Task instructions
Extract the text of each entry below exactly, leaving every image behind.

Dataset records
<<<<

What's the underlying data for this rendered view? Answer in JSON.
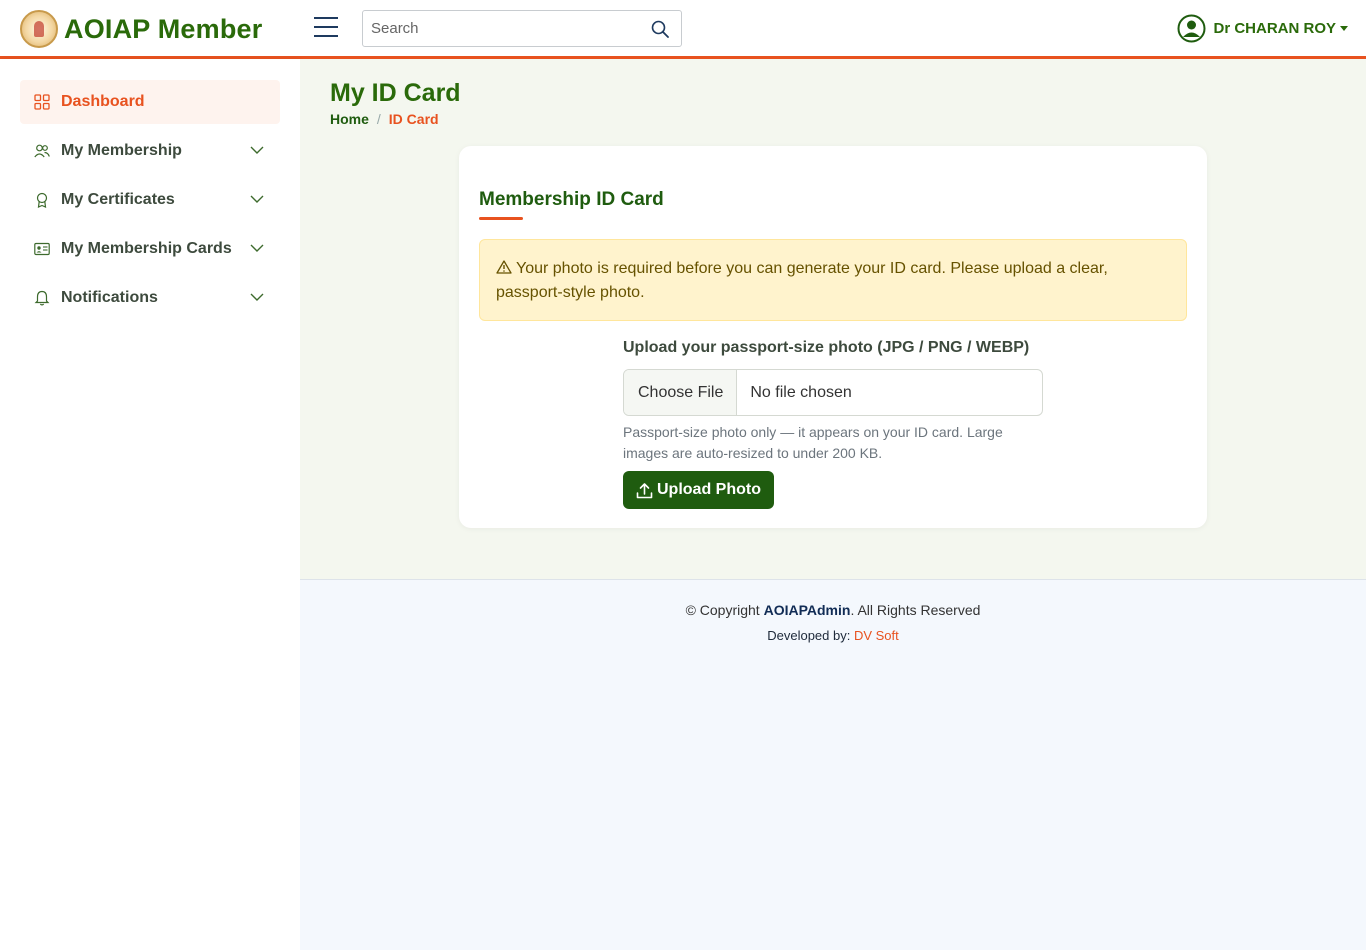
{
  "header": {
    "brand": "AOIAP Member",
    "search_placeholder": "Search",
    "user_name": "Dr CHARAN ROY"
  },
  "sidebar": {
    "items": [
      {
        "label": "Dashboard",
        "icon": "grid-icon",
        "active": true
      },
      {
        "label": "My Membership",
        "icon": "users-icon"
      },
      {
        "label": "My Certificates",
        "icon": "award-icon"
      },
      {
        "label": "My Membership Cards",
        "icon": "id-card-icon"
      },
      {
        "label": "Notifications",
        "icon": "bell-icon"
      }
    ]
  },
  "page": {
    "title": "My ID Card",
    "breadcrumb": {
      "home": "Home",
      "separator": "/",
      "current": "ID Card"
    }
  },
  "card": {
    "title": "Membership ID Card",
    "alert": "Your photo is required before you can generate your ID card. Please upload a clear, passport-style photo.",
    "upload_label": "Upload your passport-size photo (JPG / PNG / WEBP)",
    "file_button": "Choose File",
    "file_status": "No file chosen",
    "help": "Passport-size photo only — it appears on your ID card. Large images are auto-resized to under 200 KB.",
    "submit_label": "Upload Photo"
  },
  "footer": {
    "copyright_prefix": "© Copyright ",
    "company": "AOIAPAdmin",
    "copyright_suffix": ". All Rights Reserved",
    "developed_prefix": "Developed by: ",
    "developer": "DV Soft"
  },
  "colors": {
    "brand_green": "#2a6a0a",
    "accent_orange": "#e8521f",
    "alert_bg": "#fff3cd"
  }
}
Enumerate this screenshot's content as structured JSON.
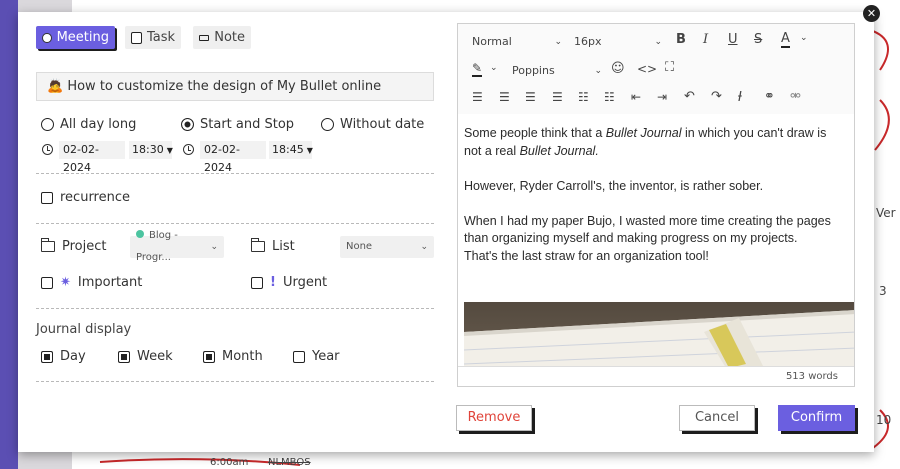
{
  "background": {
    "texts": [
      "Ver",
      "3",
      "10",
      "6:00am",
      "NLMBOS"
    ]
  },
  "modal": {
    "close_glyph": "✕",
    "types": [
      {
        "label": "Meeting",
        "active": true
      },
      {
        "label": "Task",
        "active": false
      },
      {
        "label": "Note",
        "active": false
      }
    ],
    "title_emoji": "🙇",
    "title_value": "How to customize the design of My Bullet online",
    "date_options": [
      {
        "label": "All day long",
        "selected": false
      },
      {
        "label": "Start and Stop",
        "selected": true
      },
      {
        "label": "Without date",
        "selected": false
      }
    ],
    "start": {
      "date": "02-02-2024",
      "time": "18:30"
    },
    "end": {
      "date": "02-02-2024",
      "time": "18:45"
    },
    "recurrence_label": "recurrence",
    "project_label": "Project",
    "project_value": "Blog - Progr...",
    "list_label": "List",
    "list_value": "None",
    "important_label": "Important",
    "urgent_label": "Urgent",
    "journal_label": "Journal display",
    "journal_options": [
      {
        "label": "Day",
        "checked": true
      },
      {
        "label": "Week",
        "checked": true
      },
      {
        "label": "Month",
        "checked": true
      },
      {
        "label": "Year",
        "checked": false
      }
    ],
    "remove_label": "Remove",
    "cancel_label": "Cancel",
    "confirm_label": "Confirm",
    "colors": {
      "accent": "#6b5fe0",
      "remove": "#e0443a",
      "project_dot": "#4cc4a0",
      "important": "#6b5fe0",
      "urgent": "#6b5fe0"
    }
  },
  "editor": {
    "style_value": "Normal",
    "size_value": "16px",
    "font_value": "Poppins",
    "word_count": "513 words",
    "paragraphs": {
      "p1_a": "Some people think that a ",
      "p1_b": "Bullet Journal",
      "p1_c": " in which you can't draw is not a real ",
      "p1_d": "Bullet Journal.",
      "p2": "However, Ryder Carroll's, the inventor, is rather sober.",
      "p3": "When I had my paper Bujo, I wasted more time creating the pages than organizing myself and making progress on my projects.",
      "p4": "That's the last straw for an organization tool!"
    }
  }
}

>>>>

Task output
What's the underlying data for this rendered view? Answer in JSON.
{
  "header": {
    "brand": "AOIAP Member",
    "search_placeholder": "Search",
    "user_name": "Dr CHARAN ROY"
  },
  "sidebar": {
    "items": [
      {
        "label": "Dashboard",
        "icon": "grid-icon",
        "active": true
      },
      {
        "label": "My Membership",
        "icon": "users-icon"
      },
      {
        "label": "My Certificates",
        "icon": "award-icon"
      },
      {
        "label": "My Membership Cards",
        "icon": "id-card-icon"
      },
      {
        "label": "Notifications",
        "icon": "bell-icon"
      }
    ]
  },
  "page": {
    "title": "My ID Card",
    "breadcrumb": {
      "home": "Home",
      "separator": "/",
      "current": "ID Card"
    }
  },
  "card": {
    "title": "Membership ID Card",
    "alert": "Your photo is required before you can generate your ID card. Please upload a clear, passport-style photo.",
    "upload_label": "Upload your passport-size photo (JPG / PNG / WEBP)",
    "file_button": "Choose File",
    "file_status": "No file chosen",
    "help": "Passport-size photo only — it appears on your ID card. Large images are auto-resized to under 200 KB.",
    "submit_label": "Upload Photo"
  },
  "footer": {
    "copyright_prefix": "© Copyright ",
    "company": "AOIAPAdmin",
    "copyright_suffix": ". All Rights Reserved",
    "developed_prefix": "Developed by: ",
    "developer": "DV Soft"
  },
  "colors": {
    "brand_green": "#2a6a0a",
    "accent_orange": "#e8521f",
    "alert_bg": "#fff3cd"
  }
}
Enumerate this screenshot's content as structured JSON.
{
  "background": {
    "texts": [
      "Ver",
      "3",
      "10",
      "6:00am",
      "NLMBOS"
    ]
  },
  "modal": {
    "close_glyph": "✕",
    "types": [
      {
        "label": "Meeting",
        "active": true
      },
      {
        "label": "Task",
        "active": false
      },
      {
        "label": "Note",
        "active": false
      }
    ],
    "title_emoji": "🙇",
    "title_value": "How to customize the design of My Bullet online",
    "date_options": [
      {
        "label": "All day long",
        "selected": false
      },
      {
        "label": "Start and Stop",
        "selected": true
      },
      {
        "label": "Without date",
        "selected": false
      }
    ],
    "start": {
      "date": "02-02-2024",
      "time": "18:30"
    },
    "end": {
      "date": "02-02-2024",
      "time": "18:45"
    },
    "recurrence_label": "recurrence",
    "project_label": "Project",
    "project_value": "Blog - Progr...",
    "list_label": "List",
    "list_value": "None",
    "important_label": "Important",
    "urgent_label": "Urgent",
    "journal_label": "Journal display",
    "journal_options": [
      {
        "label": "Day",
        "checked": true
      },
      {
        "label": "Week",
        "checked": true
      },
      {
        "label": "Month",
        "checked": true
      },
      {
        "label": "Year",
        "checked": false
      }
    ],
    "remove_label": "Remove",
    "cancel_label": "Cancel",
    "confirm_label": "Confirm",
    "colors": {
      "accent": "#6b5fe0",
      "remove": "#e0443a",
      "project_dot": "#4cc4a0",
      "important": "#6b5fe0",
      "urgent": "#6b5fe0"
    }
  },
  "editor": {
    "style_value": "Normal",
    "size_value": "16px",
    "font_value": "Poppins",
    "word_count": "513 words",
    "paragraphs": {
      "p1_a": "Some people think that a ",
      "p1_b": "Bullet Journal",
      "p1_c": " in which you can't draw is not a real ",
      "p1_d": "Bullet Journal.",
      "p2": "However, Ryder Carroll's, the inventor, is rather sober.",
      "p3": "When I had my paper Bujo, I wasted more time creating the pages than organizing myself and making progress on my projects.",
      "p4": "That's the last straw for an organization tool!"
    }
  }
}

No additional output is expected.